-- SUPPLIED DATA start --

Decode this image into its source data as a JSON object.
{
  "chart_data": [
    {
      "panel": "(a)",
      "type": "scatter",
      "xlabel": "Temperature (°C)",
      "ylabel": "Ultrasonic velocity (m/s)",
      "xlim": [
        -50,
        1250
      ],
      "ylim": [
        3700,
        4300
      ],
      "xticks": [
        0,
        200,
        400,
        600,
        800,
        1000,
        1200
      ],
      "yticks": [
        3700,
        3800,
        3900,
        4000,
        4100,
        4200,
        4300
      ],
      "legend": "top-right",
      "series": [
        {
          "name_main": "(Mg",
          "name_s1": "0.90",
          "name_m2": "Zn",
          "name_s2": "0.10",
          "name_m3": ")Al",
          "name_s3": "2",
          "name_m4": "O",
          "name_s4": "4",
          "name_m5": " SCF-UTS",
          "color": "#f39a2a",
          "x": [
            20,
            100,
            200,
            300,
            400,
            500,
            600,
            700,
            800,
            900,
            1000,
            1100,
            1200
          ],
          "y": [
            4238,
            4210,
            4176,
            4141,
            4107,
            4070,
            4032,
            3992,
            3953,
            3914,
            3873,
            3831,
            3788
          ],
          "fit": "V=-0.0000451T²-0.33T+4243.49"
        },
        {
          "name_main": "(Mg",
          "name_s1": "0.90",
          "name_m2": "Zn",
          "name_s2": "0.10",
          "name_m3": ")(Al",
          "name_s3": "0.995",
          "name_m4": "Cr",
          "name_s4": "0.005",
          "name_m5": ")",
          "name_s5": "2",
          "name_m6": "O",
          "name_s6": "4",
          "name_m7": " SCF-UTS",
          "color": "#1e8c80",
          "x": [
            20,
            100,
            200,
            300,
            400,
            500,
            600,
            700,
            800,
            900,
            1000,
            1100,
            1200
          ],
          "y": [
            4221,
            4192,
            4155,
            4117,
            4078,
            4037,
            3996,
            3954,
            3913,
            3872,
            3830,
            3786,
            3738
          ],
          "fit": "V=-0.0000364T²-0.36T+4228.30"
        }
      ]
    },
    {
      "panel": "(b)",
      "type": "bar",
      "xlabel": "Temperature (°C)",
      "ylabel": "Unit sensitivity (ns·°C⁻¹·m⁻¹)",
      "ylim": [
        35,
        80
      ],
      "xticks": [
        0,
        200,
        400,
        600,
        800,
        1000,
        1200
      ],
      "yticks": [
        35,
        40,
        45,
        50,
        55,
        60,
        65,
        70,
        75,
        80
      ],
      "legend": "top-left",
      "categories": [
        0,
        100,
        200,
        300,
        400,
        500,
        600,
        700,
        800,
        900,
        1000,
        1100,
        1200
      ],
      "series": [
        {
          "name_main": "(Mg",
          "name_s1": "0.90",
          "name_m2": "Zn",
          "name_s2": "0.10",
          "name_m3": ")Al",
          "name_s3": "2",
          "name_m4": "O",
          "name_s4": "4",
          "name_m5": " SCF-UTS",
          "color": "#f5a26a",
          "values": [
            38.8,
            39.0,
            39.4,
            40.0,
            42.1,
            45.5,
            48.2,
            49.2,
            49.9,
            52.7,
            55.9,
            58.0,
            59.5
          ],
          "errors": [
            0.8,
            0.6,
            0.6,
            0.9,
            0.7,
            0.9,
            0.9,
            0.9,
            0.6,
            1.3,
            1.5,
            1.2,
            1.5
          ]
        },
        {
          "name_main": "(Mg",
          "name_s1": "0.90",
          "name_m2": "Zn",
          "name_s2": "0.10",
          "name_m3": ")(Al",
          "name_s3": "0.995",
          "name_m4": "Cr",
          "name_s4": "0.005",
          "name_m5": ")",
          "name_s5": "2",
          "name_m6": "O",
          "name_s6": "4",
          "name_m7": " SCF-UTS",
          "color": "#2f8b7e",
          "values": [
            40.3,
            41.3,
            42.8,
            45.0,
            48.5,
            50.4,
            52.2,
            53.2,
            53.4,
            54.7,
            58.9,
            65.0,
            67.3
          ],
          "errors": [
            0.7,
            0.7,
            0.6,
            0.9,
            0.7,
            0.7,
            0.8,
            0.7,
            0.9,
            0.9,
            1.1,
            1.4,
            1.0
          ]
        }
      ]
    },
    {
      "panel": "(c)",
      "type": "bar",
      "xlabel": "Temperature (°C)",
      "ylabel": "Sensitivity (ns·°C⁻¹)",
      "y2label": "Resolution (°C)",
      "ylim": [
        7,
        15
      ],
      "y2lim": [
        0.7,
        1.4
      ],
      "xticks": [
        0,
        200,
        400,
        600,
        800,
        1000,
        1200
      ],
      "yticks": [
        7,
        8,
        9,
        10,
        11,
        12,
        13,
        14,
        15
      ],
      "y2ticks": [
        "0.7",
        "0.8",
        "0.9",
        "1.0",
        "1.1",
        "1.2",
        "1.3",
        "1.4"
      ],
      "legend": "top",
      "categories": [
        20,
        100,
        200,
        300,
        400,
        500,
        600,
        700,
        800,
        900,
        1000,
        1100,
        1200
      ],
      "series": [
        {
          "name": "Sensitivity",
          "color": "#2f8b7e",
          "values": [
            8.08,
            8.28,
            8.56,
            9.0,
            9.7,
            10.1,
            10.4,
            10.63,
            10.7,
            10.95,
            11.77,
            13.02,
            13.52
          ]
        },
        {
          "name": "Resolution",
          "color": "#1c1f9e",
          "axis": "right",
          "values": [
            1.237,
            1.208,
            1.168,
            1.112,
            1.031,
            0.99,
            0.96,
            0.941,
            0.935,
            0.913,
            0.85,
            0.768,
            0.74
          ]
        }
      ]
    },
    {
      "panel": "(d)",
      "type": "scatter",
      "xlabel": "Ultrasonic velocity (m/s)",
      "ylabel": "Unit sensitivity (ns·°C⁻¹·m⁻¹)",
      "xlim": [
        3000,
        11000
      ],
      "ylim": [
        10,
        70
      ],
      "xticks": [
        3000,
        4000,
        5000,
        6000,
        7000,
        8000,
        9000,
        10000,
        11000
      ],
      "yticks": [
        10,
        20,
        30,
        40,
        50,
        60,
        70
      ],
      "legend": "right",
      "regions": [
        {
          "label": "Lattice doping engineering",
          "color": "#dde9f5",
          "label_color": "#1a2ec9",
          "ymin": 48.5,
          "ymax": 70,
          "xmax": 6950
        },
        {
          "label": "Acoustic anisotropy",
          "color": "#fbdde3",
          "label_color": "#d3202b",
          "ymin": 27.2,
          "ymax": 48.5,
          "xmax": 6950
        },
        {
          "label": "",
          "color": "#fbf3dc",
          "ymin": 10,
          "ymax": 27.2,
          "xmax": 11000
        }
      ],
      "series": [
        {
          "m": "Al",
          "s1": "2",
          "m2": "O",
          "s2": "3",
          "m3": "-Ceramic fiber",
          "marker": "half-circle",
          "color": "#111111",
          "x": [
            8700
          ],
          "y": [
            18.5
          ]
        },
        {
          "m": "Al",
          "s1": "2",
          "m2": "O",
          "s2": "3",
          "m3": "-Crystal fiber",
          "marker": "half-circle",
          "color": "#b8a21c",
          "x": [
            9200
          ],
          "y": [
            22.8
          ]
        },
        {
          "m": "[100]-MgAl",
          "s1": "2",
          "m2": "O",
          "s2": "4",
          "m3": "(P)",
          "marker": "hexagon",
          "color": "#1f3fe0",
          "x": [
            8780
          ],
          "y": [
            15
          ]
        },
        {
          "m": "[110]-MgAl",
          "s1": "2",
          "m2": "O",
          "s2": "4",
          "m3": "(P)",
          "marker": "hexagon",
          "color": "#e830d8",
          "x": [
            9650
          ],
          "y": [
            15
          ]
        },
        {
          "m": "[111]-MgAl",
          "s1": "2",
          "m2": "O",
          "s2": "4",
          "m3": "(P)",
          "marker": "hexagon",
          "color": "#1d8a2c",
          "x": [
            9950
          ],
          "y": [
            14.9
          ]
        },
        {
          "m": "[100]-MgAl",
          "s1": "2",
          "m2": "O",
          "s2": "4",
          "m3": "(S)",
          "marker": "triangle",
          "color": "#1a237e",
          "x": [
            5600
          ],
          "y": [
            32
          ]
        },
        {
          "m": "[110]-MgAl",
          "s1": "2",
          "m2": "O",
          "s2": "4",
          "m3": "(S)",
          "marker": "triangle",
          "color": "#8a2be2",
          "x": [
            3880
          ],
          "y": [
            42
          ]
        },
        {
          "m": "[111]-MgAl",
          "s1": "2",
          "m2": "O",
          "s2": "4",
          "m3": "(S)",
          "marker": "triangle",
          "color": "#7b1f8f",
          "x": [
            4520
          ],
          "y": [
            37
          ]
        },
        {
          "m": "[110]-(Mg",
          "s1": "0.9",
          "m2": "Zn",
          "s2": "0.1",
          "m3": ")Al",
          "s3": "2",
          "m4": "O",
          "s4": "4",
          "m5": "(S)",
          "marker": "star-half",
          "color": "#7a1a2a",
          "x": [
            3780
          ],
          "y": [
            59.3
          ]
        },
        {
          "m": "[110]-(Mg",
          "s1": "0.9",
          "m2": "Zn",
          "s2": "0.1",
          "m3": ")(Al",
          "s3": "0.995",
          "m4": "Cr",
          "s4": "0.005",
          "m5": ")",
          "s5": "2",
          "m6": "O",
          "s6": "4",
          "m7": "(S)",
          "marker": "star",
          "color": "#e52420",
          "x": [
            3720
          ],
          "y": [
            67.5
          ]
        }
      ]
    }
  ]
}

-- SUPPLIED DATA end --

# WHAT THE TASK ASKS:
The lines to collect are those holding the string "ylabel"; copy them all.

# EXPECTED ANSWER:
      "ylabel": "Ultrasonic velocity (m/s)",
      "ylabel": "Unit sensitivity (ns·°C⁻¹·m⁻¹)",
      "ylabel": "Sensitivity (ns·°C⁻¹)",
      "ylabel": "Unit sensitivity (ns·°C⁻¹·m⁻¹)",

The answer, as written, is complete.